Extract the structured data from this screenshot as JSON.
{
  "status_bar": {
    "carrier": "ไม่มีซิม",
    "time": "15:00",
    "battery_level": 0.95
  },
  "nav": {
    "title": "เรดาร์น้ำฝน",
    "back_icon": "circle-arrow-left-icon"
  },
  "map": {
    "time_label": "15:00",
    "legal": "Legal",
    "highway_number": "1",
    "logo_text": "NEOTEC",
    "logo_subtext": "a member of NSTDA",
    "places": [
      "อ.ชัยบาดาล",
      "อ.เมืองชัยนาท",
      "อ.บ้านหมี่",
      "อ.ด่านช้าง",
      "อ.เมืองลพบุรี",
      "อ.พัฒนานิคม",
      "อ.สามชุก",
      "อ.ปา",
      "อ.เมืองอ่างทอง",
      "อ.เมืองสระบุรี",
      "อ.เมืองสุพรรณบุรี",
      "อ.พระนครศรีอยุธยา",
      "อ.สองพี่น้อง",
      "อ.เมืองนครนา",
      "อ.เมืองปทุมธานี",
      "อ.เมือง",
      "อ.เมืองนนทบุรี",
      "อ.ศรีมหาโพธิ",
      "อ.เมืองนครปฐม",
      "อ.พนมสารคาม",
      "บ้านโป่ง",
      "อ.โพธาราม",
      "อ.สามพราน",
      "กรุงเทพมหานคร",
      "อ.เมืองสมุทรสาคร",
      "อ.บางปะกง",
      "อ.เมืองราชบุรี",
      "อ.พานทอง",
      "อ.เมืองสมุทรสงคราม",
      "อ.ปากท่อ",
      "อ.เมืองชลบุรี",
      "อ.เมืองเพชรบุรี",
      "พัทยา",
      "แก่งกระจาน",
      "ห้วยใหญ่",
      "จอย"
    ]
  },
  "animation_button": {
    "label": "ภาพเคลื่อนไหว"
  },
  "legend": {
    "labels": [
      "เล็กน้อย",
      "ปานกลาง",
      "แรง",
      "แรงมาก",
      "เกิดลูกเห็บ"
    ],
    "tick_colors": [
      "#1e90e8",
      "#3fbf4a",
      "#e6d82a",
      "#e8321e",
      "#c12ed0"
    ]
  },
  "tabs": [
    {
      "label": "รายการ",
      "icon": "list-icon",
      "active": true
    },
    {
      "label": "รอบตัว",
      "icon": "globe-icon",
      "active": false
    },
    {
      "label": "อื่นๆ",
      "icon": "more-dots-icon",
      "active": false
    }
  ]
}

**What needs to be done**
Nothing in the data may differ; print all of it exactly as written.

**Output below**
Extract the structured data from this screenshot as JSON.
{
  "status_bar": {
    "carrier": "ไม่มีซิม",
    "time": "15:00",
    "battery_level": 0.95
  },
  "nav": {
    "title": "เรดาร์น้ำฝน",
    "back_icon": "circle-arrow-left-icon"
  },
  "map": {
    "time_label": "15:00",
    "legal": "Legal",
    "highway_number": "1",
    "logo_text": "NEOTEC",
    "logo_subtext": "a member of NSTDA",
    "places": [
      "อ.ชัยบาดาล",
      "อ.เมืองชัยนาท",
      "อ.บ้านหมี่",
      "อ.ด่านช้าง",
      "อ.เมืองลพบุรี",
      "อ.พัฒนานิคม",
      "อ.สามชุก",
      "อ.ปา",
      "อ.เมืองอ่างทอง",
      "อ.เมืองสระบุรี",
      "อ.เมืองสุพรรณบุรี",
      "อ.พระนครศรีอยุธยา",
      "อ.สองพี่น้อง",
      "อ.เมืองนครนา",
      "อ.เมืองปทุมธานี",
      "อ.เมือง",
      "อ.เมืองนนทบุรี",
      "อ.ศรีมหาโพธิ",
      "อ.เมืองนครปฐม",
      "อ.พนมสารคาม",
      "บ้านโป่ง",
      "อ.โพธาราม",
      "อ.สามพราน",
      "กรุงเทพมหานคร",
      "อ.เมืองสมุทรสาคร",
      "อ.บางปะกง",
      "อ.เมืองราชบุรี",
      "อ.พานทอง",
      "อ.เมืองสมุทรสงคราม",
      "อ.ปากท่อ",
      "อ.เมืองชลบุรี",
      "อ.เมืองเพชรบุรี",
      "พัทยา",
      "แก่งกระจาน",
      "ห้วยใหญ่",
      "จอย"
    ]
  },
  "animation_button": {
    "label": "ภาพเคลื่อนไหว"
  },
  "legend": {
    "labels": [
      "เล็กน้อย",
      "ปานกลาง",
      "แรง",
      "แรงมาก",
      "เกิดลูกเห็บ"
    ],
    "tick_colors": [
      "#1e90e8",
      "#3fbf4a",
      "#e6d82a",
      "#e8321e",
      "#c12ed0"
    ]
  },
  "tabs": [
    {
      "label": "รายการ",
      "icon": "list-icon",
      "active": true
    },
    {
      "label": "รอบตัว",
      "icon": "globe-icon",
      "active": false
    },
    {
      "label": "อื่นๆ",
      "icon": "more-dots-icon",
      "active": false
    }
  ]
}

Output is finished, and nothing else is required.